▶ AIM OF THE EXERCISE:
Quote the whole listing word for word. Do not include the pictures.

===

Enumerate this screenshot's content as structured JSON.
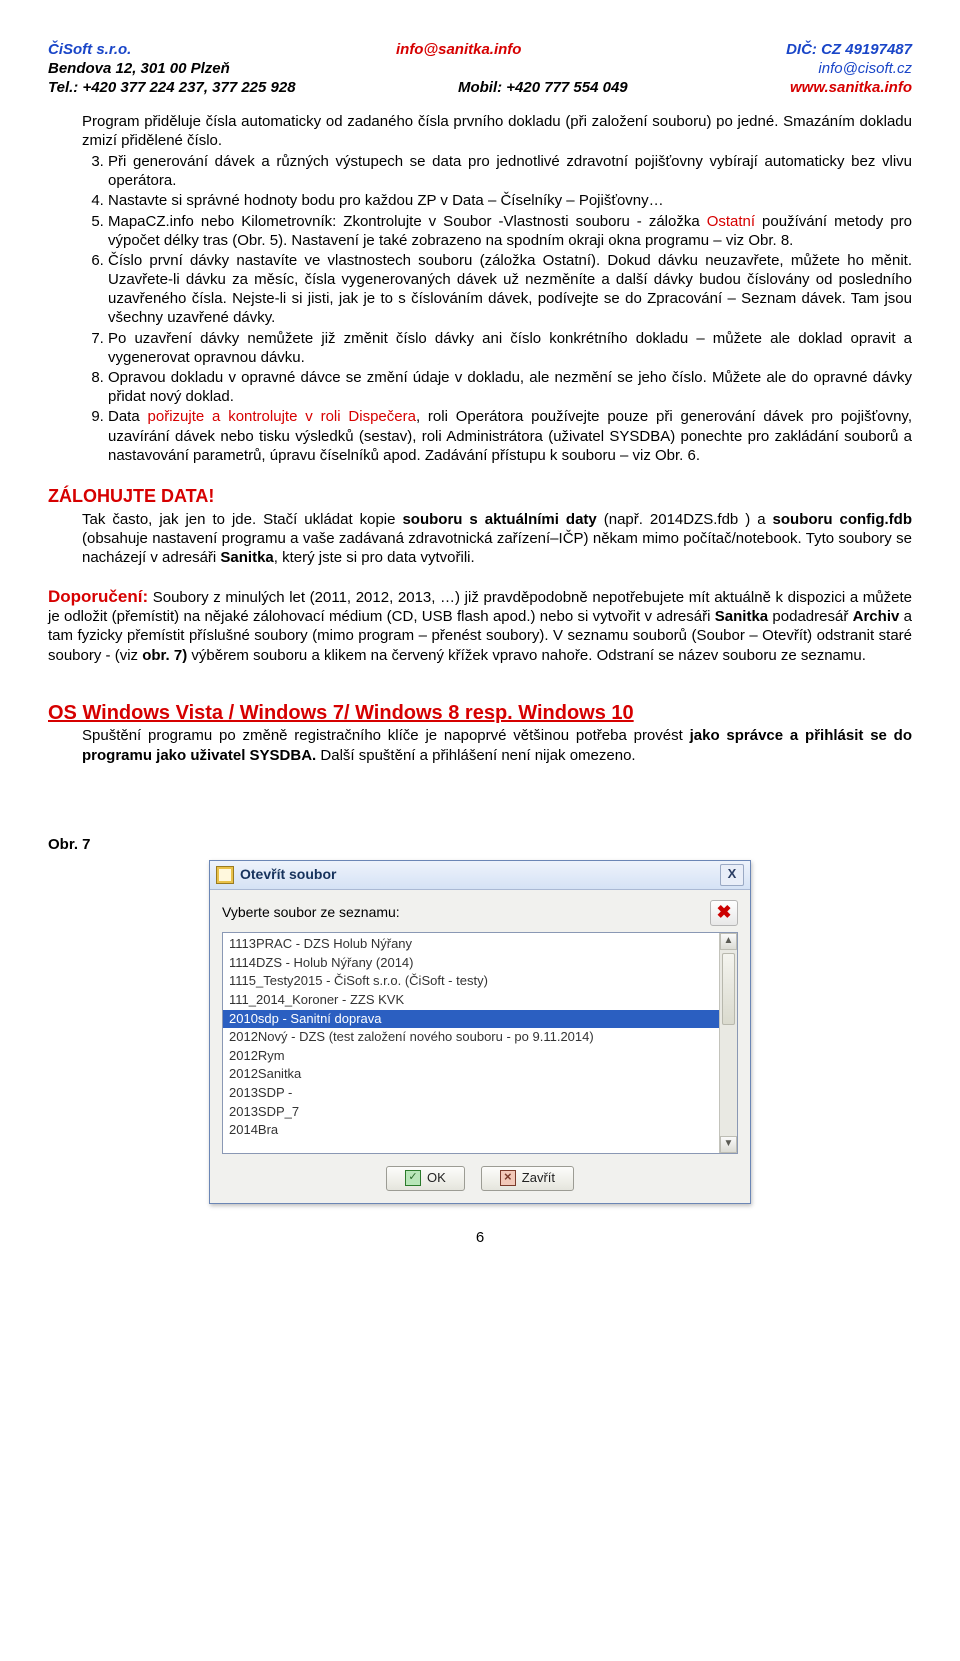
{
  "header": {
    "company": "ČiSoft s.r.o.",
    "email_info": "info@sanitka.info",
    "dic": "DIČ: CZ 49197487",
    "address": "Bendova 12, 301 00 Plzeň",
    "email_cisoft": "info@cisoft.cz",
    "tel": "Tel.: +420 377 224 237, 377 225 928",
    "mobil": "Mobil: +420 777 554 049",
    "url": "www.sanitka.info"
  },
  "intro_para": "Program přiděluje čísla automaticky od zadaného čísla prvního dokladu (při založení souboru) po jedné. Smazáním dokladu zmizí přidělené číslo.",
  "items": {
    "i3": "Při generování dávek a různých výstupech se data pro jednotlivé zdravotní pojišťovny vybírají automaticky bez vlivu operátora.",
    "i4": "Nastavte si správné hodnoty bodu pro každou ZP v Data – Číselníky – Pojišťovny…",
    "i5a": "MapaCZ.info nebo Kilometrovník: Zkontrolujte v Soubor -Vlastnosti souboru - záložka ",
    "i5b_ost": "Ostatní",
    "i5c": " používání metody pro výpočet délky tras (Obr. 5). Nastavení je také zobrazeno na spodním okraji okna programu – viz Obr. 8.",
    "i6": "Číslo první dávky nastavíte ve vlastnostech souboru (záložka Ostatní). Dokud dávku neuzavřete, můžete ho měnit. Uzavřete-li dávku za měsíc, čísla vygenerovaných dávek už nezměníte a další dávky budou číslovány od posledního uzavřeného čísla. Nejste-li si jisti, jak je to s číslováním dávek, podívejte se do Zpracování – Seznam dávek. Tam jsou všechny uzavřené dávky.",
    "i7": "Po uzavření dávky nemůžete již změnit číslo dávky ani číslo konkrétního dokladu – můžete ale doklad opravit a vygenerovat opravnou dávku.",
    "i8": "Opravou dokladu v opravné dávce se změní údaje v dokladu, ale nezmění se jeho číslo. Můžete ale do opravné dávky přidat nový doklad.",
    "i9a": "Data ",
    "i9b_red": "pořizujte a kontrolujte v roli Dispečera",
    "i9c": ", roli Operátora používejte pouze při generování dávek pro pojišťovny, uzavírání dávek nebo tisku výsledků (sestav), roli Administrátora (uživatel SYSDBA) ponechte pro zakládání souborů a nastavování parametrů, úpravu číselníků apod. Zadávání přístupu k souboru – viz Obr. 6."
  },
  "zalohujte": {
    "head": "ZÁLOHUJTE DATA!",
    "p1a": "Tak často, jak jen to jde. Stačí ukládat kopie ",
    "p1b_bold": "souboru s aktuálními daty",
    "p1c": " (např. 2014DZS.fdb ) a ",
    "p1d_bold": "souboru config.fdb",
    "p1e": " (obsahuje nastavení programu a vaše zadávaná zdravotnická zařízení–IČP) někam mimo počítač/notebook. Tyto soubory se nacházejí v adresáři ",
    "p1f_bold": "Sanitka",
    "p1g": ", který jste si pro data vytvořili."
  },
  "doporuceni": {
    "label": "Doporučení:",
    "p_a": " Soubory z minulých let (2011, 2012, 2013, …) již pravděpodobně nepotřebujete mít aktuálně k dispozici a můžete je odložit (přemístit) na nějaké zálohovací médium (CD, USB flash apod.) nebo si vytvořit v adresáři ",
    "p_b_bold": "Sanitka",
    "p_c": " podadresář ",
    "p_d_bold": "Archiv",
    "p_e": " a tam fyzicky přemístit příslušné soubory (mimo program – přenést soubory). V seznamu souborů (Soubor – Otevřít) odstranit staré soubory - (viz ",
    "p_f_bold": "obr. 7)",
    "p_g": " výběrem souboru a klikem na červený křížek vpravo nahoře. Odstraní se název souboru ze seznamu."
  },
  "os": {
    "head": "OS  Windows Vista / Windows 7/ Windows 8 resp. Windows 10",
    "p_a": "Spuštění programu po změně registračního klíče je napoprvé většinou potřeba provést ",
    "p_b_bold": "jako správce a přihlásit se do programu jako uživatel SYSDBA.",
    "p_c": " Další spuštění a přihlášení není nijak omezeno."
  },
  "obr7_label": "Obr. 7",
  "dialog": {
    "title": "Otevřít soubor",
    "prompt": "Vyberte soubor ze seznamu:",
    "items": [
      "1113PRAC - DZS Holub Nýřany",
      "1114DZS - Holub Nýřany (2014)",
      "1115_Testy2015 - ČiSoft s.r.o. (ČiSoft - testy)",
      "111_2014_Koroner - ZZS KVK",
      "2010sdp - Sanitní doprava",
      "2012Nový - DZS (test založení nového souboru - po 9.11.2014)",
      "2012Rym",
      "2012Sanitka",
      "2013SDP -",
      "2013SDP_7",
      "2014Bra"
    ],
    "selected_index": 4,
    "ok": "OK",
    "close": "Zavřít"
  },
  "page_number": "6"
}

===

▶ RESULT BELOW:
Enumerate this screenshot's content as structured JSON.
{
  "header": {
    "company": "ČiSoft s.r.o.",
    "email_info": "info@sanitka.info",
    "dic": "DIČ: CZ 49197487",
    "address": "Bendova 12, 301 00 Plzeň",
    "email_cisoft": "info@cisoft.cz",
    "tel": "Tel.: +420 377 224 237, 377 225 928",
    "mobil": "Mobil: +420 777 554 049",
    "url": "www.sanitka.info"
  },
  "intro_para": "Program přiděluje čísla automaticky od zadaného čísla prvního dokladu (při založení souboru) po jedné. Smazáním dokladu zmizí přidělené číslo.",
  "items": {
    "i3": "Při generování dávek a různých výstupech se data pro jednotlivé zdravotní pojišťovny vybírají automaticky bez vlivu operátora.",
    "i4": "Nastavte si správné hodnoty bodu pro každou ZP v Data – Číselníky – Pojišťovny…",
    "i5a": "MapaCZ.info nebo Kilometrovník: Zkontrolujte v Soubor -Vlastnosti souboru - záložka ",
    "i5b_ost": "Ostatní",
    "i5c": " používání metody pro výpočet délky tras (Obr. 5). Nastavení je také zobrazeno na spodním okraji okna programu – viz Obr. 8.",
    "i6": "Číslo první dávky nastavíte ve vlastnostech souboru (záložka Ostatní). Dokud dávku neuzavřete, můžete ho měnit. Uzavřete-li dávku za měsíc, čísla vygenerovaných dávek už nezměníte a další dávky budou číslovány od posledního uzavřeného čísla. Nejste-li si jisti, jak je to s číslováním dávek, podívejte se do Zpracování – Seznam dávek. Tam jsou všechny uzavřené dávky.",
    "i7": "Po uzavření dávky nemůžete již změnit číslo dávky ani číslo konkrétního dokladu – můžete ale doklad opravit a vygenerovat opravnou dávku.",
    "i8": "Opravou dokladu v opravné dávce se změní údaje v dokladu, ale nezmění se jeho číslo. Můžete ale do opravné dávky přidat nový doklad.",
    "i9a": "Data ",
    "i9b_red": "pořizujte a kontrolujte v roli Dispečera",
    "i9c": ", roli Operátora používejte pouze při generování dávek pro pojišťovny, uzavírání dávek nebo tisku výsledků (sestav), roli Administrátora (uživatel SYSDBA) ponechte pro zakládání souborů a nastavování parametrů, úpravu číselníků apod. Zadávání přístupu k souboru – viz Obr. 6."
  },
  "zalohujte": {
    "head": "ZÁLOHUJTE DATA!",
    "p1a": "Tak často, jak jen to jde. Stačí ukládat kopie ",
    "p1b_bold": "souboru s aktuálními daty",
    "p1c": " (např. 2014DZS.fdb ) a ",
    "p1d_bold": "souboru config.fdb",
    "p1e": " (obsahuje nastavení programu a vaše zadávaná zdravotnická zařízení–IČP) někam mimo počítač/notebook. Tyto soubory se nacházejí v adresáři ",
    "p1f_bold": "Sanitka",
    "p1g": ", který jste si pro data vytvořili."
  },
  "doporuceni": {
    "label": "Doporučení:",
    "p_a": " Soubory z minulých let (2011, 2012, 2013, …) již pravděpodobně nepotřebujete mít aktuálně k dispozici a můžete je odložit (přemístit) na nějaké zálohovací médium (CD, USB flash apod.) nebo si vytvořit v adresáři ",
    "p_b_bold": "Sanitka",
    "p_c": " podadresář ",
    "p_d_bold": "Archiv",
    "p_e": " a tam fyzicky přemístit příslušné soubory (mimo program – přenést soubory). V seznamu souborů (Soubor – Otevřít) odstranit staré soubory - (viz ",
    "p_f_bold": "obr. 7)",
    "p_g": " výběrem souboru a klikem na červený křížek vpravo nahoře. Odstraní se název souboru ze seznamu."
  },
  "os": {
    "head": "OS  Windows Vista / Windows 7/ Windows 8 resp. Windows 10",
    "p_a": "Spuštění programu po změně registračního klíče je napoprvé většinou potřeba provést ",
    "p_b_bold": "jako správce a přihlásit se do programu jako uživatel SYSDBA.",
    "p_c": " Další spuštění a přihlášení není nijak omezeno."
  },
  "obr7_label": "Obr. 7",
  "dialog": {
    "title": "Otevřít soubor",
    "prompt": "Vyberte soubor ze seznamu:",
    "items": [
      "1113PRAC - DZS Holub Nýřany",
      "1114DZS - Holub Nýřany (2014)",
      "1115_Testy2015 - ČiSoft s.r.o. (ČiSoft - testy)",
      "111_2014_Koroner - ZZS KVK",
      "2010sdp - Sanitní doprava",
      "2012Nový - DZS (test založení nového souboru - po 9.11.2014)",
      "2012Rym",
      "2012Sanitka",
      "2013SDP -",
      "2013SDP_7",
      "2014Bra"
    ],
    "selected_index": 4,
    "ok": "OK",
    "close": "Zavřít"
  },
  "page_number": "6"
}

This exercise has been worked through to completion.